Bounding box annotations:
————————

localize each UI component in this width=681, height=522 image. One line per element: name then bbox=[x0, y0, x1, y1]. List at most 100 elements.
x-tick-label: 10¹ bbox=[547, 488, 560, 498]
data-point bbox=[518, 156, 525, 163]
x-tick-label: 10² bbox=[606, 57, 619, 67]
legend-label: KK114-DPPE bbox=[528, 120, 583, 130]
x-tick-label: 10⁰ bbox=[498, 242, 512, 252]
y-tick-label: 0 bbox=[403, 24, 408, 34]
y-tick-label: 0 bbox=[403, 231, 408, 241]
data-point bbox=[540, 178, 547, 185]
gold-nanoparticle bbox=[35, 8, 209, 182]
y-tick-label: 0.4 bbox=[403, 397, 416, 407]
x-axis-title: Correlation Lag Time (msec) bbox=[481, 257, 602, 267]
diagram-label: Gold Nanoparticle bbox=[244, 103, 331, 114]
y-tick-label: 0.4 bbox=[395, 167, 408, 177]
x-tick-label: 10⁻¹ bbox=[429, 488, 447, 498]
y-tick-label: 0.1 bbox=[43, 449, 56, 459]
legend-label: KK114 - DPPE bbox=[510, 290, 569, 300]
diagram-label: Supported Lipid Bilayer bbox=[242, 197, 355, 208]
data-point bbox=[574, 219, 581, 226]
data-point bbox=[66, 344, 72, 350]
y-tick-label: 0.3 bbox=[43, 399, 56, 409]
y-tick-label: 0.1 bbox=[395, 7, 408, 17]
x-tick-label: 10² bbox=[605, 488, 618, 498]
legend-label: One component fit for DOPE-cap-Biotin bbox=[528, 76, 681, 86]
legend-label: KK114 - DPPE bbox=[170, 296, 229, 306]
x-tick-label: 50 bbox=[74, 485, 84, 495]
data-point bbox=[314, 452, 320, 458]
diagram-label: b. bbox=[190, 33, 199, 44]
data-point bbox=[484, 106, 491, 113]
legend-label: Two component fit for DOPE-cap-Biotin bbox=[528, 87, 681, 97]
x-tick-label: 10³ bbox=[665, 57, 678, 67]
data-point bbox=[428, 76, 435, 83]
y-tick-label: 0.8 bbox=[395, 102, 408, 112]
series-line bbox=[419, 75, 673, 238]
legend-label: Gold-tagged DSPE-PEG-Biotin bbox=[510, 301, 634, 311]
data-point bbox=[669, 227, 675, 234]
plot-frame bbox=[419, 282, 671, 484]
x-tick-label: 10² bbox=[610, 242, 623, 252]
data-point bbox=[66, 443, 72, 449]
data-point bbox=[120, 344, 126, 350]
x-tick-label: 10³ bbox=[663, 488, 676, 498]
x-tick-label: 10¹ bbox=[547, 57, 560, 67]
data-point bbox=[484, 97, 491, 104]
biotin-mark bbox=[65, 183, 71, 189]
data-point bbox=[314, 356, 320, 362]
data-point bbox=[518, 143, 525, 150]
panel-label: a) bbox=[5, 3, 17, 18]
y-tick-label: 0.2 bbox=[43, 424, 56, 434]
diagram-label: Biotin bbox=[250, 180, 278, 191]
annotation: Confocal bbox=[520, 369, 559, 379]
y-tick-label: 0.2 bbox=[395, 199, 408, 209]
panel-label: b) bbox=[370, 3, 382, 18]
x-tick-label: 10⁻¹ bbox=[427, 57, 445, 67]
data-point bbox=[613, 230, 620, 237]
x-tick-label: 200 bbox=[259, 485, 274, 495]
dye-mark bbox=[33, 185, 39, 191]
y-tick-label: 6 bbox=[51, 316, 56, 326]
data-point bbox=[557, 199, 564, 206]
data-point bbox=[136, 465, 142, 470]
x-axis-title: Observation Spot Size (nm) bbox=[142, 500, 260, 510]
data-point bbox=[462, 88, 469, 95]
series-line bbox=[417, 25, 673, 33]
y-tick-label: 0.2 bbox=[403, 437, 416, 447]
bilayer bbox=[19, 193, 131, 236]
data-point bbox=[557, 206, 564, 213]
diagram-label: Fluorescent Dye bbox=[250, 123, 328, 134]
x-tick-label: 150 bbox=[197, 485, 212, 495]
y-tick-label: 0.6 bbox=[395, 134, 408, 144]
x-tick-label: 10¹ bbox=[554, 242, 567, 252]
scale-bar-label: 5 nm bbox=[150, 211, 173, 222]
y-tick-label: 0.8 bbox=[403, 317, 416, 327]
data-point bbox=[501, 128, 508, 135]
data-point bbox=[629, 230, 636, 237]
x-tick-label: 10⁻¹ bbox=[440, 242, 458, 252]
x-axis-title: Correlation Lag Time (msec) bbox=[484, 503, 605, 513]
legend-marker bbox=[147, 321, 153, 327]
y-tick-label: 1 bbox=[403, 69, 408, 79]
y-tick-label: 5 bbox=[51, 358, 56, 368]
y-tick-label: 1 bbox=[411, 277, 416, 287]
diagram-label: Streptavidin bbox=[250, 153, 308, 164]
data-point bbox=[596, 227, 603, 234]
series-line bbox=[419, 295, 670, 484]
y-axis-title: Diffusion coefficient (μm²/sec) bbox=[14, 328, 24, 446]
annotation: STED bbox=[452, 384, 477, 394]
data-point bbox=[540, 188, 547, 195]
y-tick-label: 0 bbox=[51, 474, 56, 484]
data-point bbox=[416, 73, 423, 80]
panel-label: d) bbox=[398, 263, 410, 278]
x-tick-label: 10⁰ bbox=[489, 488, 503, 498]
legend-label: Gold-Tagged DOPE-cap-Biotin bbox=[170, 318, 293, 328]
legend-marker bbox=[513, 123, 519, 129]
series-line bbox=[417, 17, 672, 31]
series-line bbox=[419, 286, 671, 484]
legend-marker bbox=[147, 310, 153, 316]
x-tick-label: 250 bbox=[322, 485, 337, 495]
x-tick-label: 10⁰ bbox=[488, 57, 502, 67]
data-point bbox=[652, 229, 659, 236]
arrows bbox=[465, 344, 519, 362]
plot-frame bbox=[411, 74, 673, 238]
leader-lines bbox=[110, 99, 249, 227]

————————

• _Requirement_: Copy out every line of the data above, keeping each character and line break unchanged.

• _Exercise response_:
localize each UI component in this width=681, height=522 image. One line per element: name then bbox=[x0, y0, x1, y1]. List at most 100 elements.
x-tick-label: 10¹ bbox=[547, 488, 560, 498]
data-point bbox=[518, 156, 525, 163]
x-tick-label: 10² bbox=[606, 57, 619, 67]
legend-label: KK114-DPPE bbox=[528, 120, 583, 130]
x-tick-label: 10⁰ bbox=[498, 242, 512, 252]
y-tick-label: 0 bbox=[403, 24, 408, 34]
y-tick-label: 0 bbox=[403, 231, 408, 241]
data-point bbox=[540, 178, 547, 185]
gold-nanoparticle bbox=[35, 8, 209, 182]
y-tick-label: 0.4 bbox=[403, 397, 416, 407]
x-axis-title: Correlation Lag Time (msec) bbox=[481, 257, 602, 267]
diagram-label: Gold Nanoparticle bbox=[244, 103, 331, 114]
y-tick-label: 0.4 bbox=[395, 167, 408, 177]
x-tick-label: 10⁻¹ bbox=[429, 488, 447, 498]
y-tick-label: 0.1 bbox=[43, 449, 56, 459]
legend-label: KK114 - DPPE bbox=[510, 290, 569, 300]
diagram-label: Supported Lipid Bilayer bbox=[242, 197, 355, 208]
data-point bbox=[574, 219, 581, 226]
data-point bbox=[66, 344, 72, 350]
y-tick-label: 0.3 bbox=[43, 399, 56, 409]
y-tick-label: 0.1 bbox=[395, 7, 408, 17]
x-tick-label: 10² bbox=[605, 488, 618, 498]
legend-label: One component fit for DOPE-cap-Biotin bbox=[528, 76, 681, 86]
legend-label: KK114 - DPPE bbox=[170, 296, 229, 306]
x-tick-label: 50 bbox=[74, 485, 84, 495]
data-point bbox=[314, 452, 320, 458]
diagram-label: b. bbox=[190, 33, 199, 44]
data-point bbox=[484, 106, 491, 113]
legend-label: Two component fit for DOPE-cap-Biotin bbox=[528, 87, 681, 97]
x-tick-label: 10³ bbox=[665, 57, 678, 67]
data-point bbox=[428, 76, 435, 83]
y-tick-label: 0.8 bbox=[395, 102, 408, 112]
series-line bbox=[419, 75, 673, 238]
legend-label: Gold-tagged DSPE-PEG-Biotin bbox=[510, 301, 634, 311]
data-point bbox=[669, 227, 675, 234]
plot-frame bbox=[419, 282, 671, 484]
x-tick-label: 10² bbox=[610, 242, 623, 252]
data-point bbox=[66, 443, 72, 449]
data-point bbox=[120, 344, 126, 350]
x-tick-label: 10³ bbox=[663, 488, 676, 498]
x-tick-label: 10¹ bbox=[547, 57, 560, 67]
data-point bbox=[484, 97, 491, 104]
biotin-mark bbox=[65, 183, 71, 189]
data-point bbox=[314, 356, 320, 362]
data-point bbox=[518, 143, 525, 150]
panel-label: a) bbox=[5, 3, 17, 18]
y-tick-label: 0.2 bbox=[43, 424, 56, 434]
diagram-label: Biotin bbox=[250, 180, 278, 191]
annotation: Confocal bbox=[520, 369, 559, 379]
y-tick-label: 0.2 bbox=[395, 199, 408, 209]
panel-label: b) bbox=[370, 3, 382, 18]
x-tick-label: 10⁻¹ bbox=[427, 57, 445, 67]
data-point bbox=[613, 230, 620, 237]
x-tick-label: 200 bbox=[259, 485, 274, 495]
dye-mark bbox=[33, 185, 39, 191]
y-tick-label: 6 bbox=[51, 316, 56, 326]
data-point bbox=[557, 199, 564, 206]
data-point bbox=[136, 465, 142, 470]
x-axis-title: Observation Spot Size (nm) bbox=[142, 500, 260, 510]
data-point bbox=[462, 88, 469, 95]
series-line bbox=[417, 25, 673, 33]
y-tick-label: 0.2 bbox=[403, 437, 416, 447]
bilayer bbox=[19, 193, 131, 236]
data-point bbox=[557, 206, 564, 213]
diagram-label: Fluorescent Dye bbox=[250, 123, 328, 134]
x-tick-label: 150 bbox=[197, 485, 212, 495]
y-tick-label: 0.6 bbox=[395, 134, 408, 144]
x-tick-label: 10¹ bbox=[554, 242, 567, 252]
scale-bar-label: 5 nm bbox=[150, 211, 173, 222]
y-tick-label: 0.8 bbox=[403, 317, 416, 327]
data-point bbox=[501, 128, 508, 135]
data-point bbox=[629, 230, 636, 237]
x-tick-label: 10⁻¹ bbox=[440, 242, 458, 252]
x-axis-title: Correlation Lag Time (msec) bbox=[484, 503, 605, 513]
legend-marker bbox=[147, 321, 153, 327]
y-tick-label: 1 bbox=[403, 69, 408, 79]
y-tick-label: 5 bbox=[51, 358, 56, 368]
y-tick-label: 1 bbox=[411, 277, 416, 287]
diagram-label: Streptavidin bbox=[250, 153, 308, 164]
data-point bbox=[596, 227, 603, 234]
series-line bbox=[419, 295, 670, 484]
y-axis-title: Diffusion coefficient (μm²/sec) bbox=[14, 328, 24, 446]
annotation: STED bbox=[452, 384, 477, 394]
data-point bbox=[540, 188, 547, 195]
y-tick-label: 0 bbox=[51, 474, 56, 484]
data-point bbox=[416, 73, 423, 80]
panel-label: d) bbox=[398, 263, 410, 278]
x-tick-label: 10⁰ bbox=[489, 488, 503, 498]
legend-label: Gold-Tagged DOPE-cap-Biotin bbox=[170, 318, 293, 328]
legend-marker bbox=[513, 123, 519, 129]
series-line bbox=[417, 17, 672, 31]
series-line bbox=[419, 286, 671, 484]
legend-marker bbox=[147, 310, 153, 316]
x-tick-label: 250 bbox=[322, 485, 337, 495]
x-tick-label: 10⁰ bbox=[488, 57, 502, 67]
data-point bbox=[652, 229, 659, 236]
arrows bbox=[465, 344, 519, 362]
plot-frame bbox=[411, 74, 673, 238]
leader-lines bbox=[110, 99, 249, 227]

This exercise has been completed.